Work required -> Scan the listing below for the word "процессных" and state how many lines hold it. Write nothing but the number.

Supplied records ->

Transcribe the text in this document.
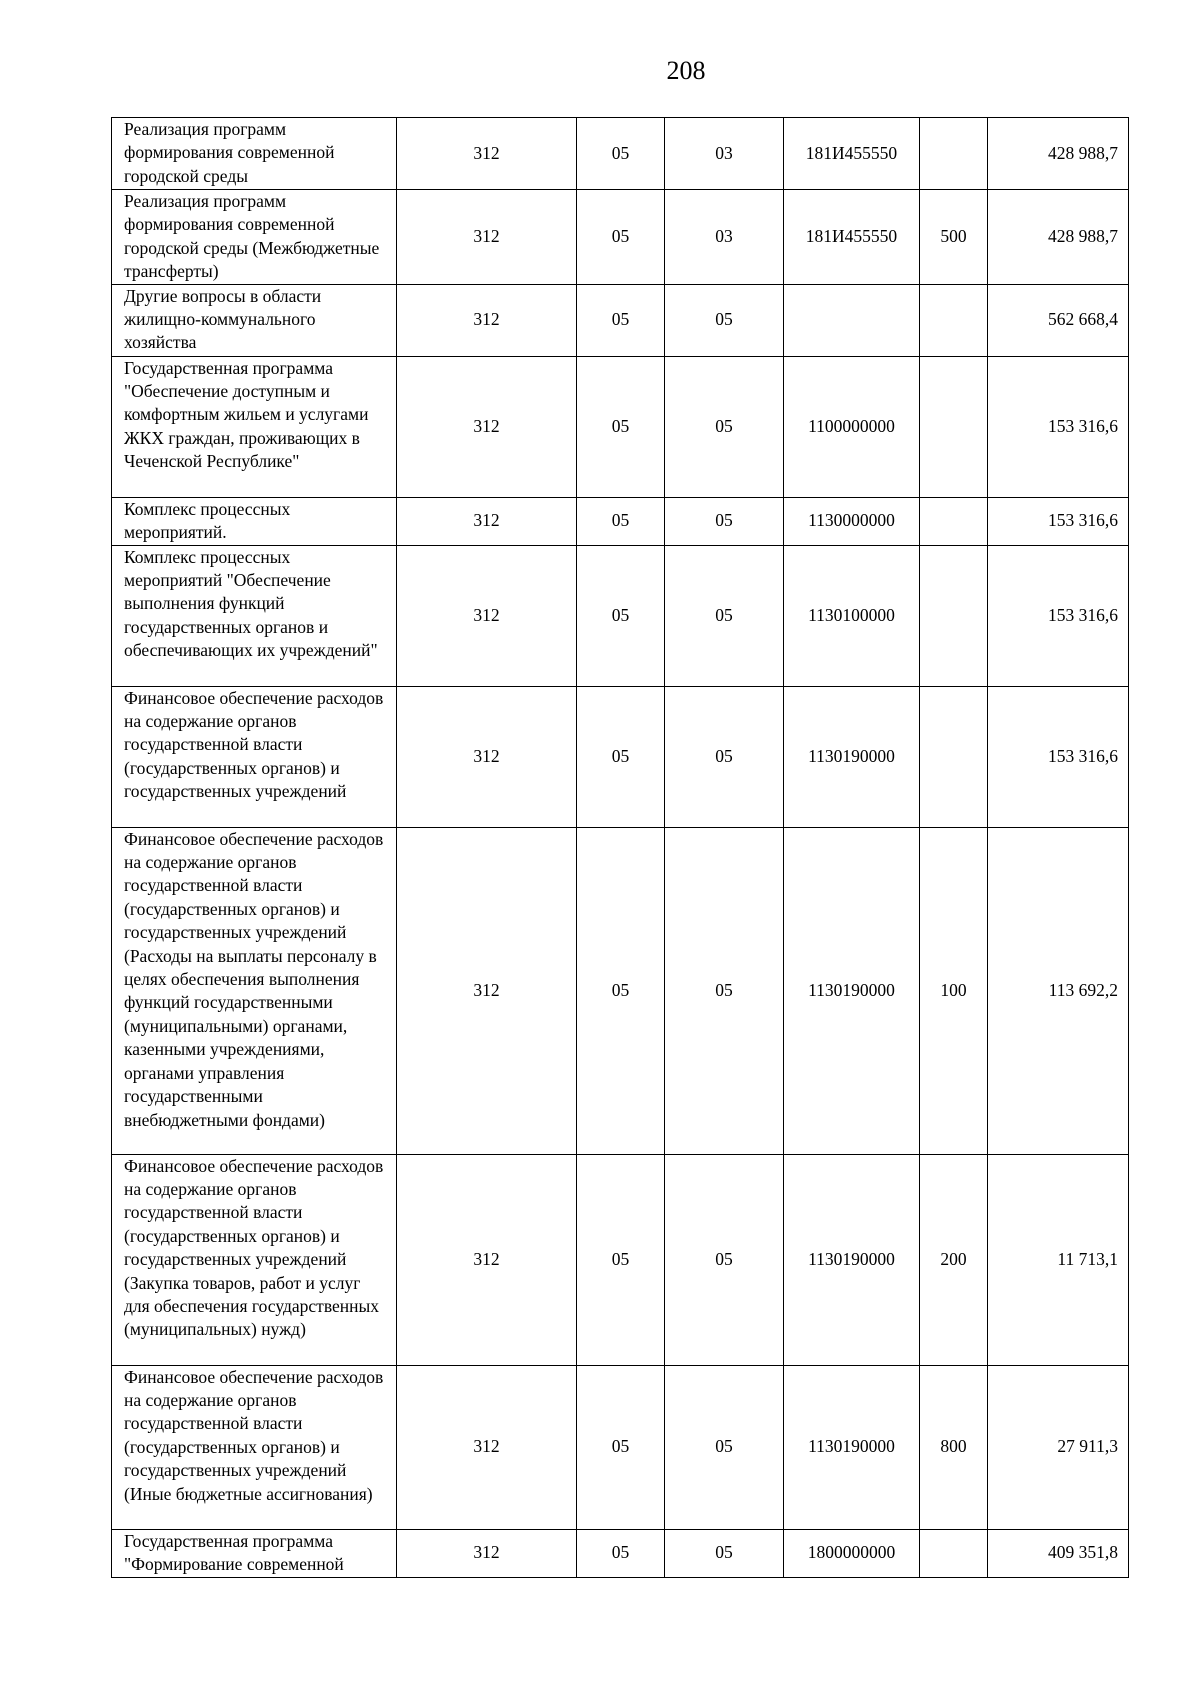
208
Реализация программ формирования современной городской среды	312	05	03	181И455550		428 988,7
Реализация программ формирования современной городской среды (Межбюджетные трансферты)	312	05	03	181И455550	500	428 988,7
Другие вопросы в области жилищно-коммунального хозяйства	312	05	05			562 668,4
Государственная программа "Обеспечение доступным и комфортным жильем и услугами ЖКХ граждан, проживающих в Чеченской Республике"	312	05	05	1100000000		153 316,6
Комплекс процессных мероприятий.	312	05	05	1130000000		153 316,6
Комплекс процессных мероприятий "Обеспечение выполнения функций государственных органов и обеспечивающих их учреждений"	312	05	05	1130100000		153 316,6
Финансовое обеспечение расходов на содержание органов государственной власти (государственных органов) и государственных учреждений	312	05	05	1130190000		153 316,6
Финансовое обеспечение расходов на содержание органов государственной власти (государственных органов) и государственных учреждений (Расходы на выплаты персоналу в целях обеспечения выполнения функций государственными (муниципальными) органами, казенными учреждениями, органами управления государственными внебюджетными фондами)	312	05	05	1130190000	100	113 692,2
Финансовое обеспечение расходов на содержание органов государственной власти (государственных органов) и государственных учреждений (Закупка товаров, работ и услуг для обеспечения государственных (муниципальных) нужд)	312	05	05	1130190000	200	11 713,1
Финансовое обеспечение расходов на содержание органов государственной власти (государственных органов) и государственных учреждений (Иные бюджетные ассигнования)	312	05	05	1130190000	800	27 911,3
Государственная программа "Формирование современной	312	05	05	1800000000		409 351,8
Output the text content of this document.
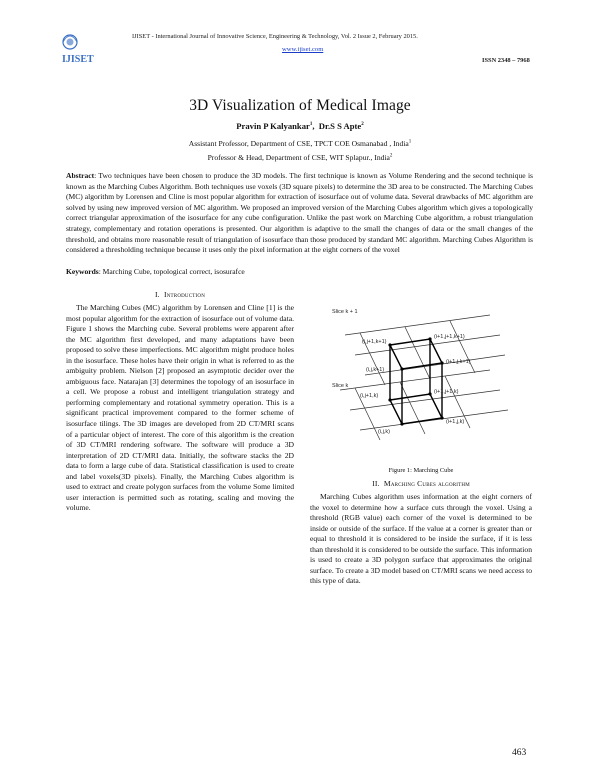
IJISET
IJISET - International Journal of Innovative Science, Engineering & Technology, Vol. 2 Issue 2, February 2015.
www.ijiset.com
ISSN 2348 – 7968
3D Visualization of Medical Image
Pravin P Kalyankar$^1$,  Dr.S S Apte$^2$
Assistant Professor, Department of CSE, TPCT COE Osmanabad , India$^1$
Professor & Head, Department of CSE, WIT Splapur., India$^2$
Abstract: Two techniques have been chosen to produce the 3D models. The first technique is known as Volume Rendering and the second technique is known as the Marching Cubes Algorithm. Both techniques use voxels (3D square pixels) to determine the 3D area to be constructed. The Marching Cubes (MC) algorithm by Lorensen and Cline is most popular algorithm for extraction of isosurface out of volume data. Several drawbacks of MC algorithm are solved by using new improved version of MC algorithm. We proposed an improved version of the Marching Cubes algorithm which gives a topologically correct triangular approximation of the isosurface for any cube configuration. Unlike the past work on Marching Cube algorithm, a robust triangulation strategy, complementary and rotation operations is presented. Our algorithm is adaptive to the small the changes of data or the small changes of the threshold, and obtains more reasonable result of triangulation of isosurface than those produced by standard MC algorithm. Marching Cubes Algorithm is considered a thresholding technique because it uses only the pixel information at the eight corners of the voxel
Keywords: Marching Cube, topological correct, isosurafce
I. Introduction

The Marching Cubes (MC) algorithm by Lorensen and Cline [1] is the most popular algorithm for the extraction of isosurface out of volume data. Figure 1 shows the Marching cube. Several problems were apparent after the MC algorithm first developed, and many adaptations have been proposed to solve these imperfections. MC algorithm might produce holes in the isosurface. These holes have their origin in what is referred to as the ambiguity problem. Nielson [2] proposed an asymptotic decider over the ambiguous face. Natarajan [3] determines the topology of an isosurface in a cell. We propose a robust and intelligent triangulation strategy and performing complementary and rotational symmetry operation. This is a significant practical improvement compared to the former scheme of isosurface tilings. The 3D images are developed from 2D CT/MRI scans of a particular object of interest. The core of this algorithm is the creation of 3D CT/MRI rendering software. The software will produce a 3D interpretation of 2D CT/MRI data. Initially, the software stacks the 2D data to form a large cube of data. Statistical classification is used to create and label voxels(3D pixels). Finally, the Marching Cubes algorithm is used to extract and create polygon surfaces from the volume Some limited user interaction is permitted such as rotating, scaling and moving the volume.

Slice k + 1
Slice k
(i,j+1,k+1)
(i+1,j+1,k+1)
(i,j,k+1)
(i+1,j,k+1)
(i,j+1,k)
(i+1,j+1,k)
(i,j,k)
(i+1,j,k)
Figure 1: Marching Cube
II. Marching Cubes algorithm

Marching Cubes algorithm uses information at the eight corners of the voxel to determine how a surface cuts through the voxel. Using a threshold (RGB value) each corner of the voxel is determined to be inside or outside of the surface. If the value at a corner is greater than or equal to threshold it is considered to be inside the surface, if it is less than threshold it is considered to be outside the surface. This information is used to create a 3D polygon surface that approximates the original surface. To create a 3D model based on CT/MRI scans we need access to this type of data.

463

--

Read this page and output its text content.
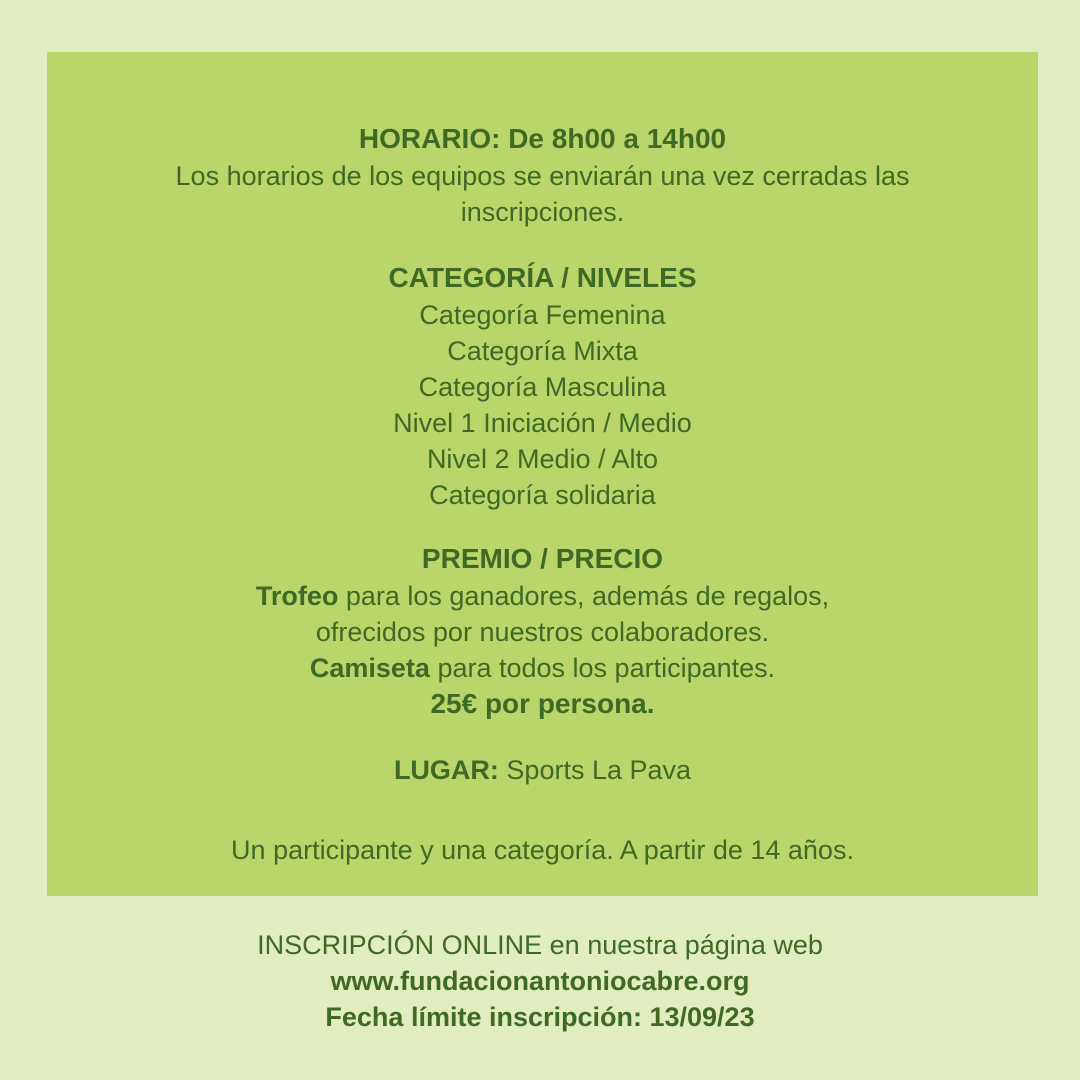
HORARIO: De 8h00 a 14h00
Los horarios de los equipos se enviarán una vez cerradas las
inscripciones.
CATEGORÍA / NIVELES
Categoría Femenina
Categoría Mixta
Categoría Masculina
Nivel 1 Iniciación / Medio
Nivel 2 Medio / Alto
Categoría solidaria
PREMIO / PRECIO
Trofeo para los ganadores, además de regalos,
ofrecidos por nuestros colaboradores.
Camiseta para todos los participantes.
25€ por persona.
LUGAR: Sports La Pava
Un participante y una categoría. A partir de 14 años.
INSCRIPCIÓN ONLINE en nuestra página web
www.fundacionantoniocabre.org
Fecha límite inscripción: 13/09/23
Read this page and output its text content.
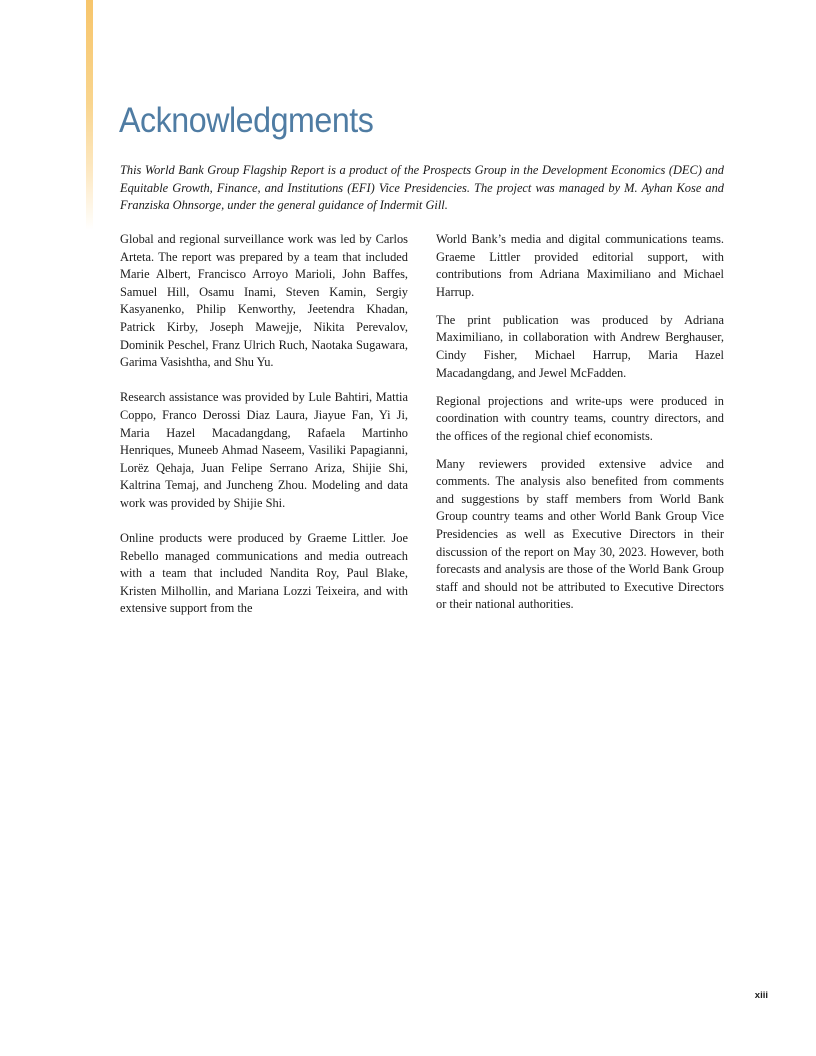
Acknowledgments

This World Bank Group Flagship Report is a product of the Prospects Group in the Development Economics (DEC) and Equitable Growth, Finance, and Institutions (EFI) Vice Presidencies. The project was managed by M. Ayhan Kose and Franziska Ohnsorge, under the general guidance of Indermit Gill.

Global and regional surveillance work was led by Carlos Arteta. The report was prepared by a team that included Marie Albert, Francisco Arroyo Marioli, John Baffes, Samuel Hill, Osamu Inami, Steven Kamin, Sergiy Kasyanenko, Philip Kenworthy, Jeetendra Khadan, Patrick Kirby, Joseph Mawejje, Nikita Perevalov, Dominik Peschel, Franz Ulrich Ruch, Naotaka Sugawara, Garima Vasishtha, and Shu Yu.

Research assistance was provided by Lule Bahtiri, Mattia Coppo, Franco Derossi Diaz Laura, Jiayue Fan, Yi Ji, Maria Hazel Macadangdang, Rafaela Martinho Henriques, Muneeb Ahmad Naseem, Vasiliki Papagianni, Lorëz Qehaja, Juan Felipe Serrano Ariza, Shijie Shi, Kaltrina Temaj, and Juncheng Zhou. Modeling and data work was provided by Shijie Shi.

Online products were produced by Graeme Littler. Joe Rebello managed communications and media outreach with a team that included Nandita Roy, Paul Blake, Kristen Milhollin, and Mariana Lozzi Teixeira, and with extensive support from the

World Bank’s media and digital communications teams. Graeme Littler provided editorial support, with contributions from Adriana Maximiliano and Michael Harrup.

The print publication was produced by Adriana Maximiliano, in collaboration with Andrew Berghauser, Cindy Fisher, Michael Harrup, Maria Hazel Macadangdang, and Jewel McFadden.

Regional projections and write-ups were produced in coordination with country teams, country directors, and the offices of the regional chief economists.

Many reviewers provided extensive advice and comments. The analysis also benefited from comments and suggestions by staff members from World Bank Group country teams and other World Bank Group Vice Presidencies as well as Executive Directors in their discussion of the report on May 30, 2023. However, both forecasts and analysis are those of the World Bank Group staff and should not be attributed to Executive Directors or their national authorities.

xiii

---

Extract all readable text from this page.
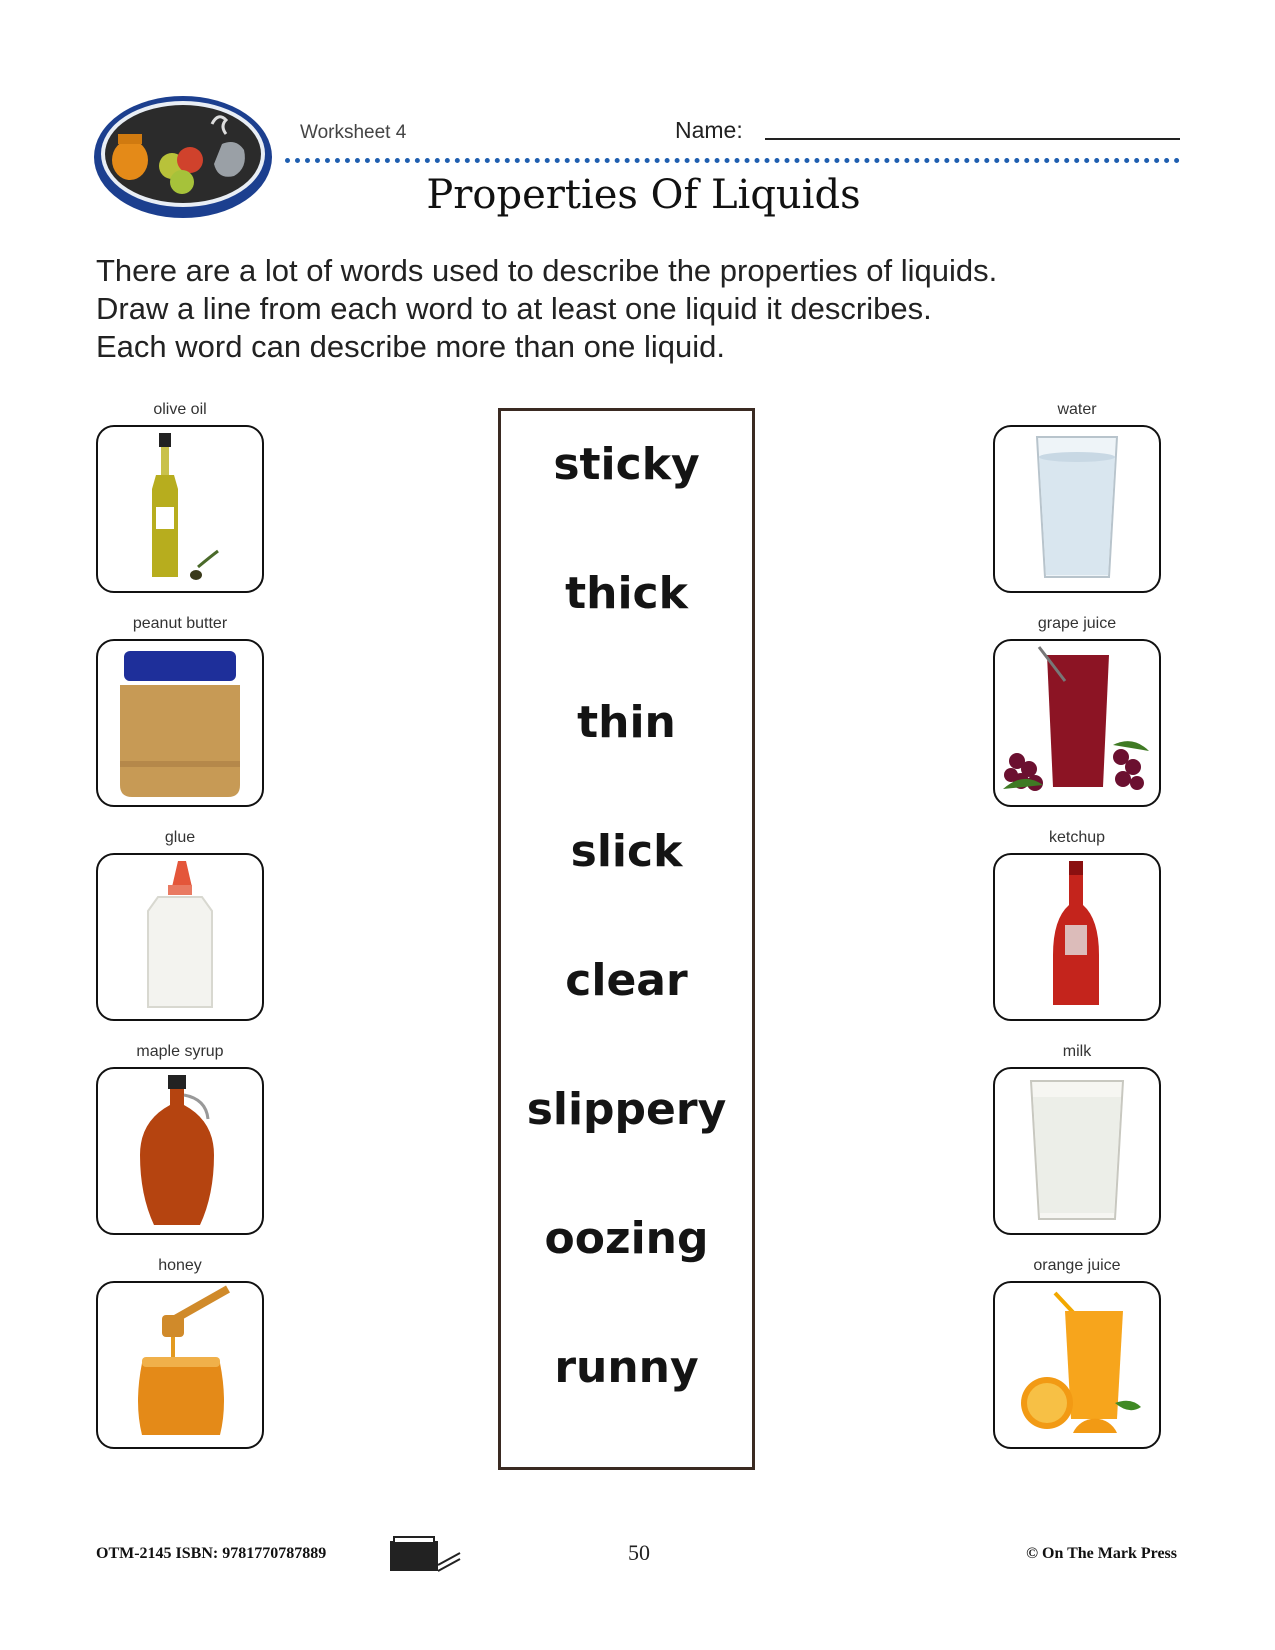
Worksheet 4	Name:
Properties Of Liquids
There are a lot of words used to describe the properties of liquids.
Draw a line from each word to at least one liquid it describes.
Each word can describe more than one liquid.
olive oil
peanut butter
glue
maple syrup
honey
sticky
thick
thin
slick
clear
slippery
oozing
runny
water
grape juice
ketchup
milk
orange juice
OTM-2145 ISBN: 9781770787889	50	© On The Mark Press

The solution -> 2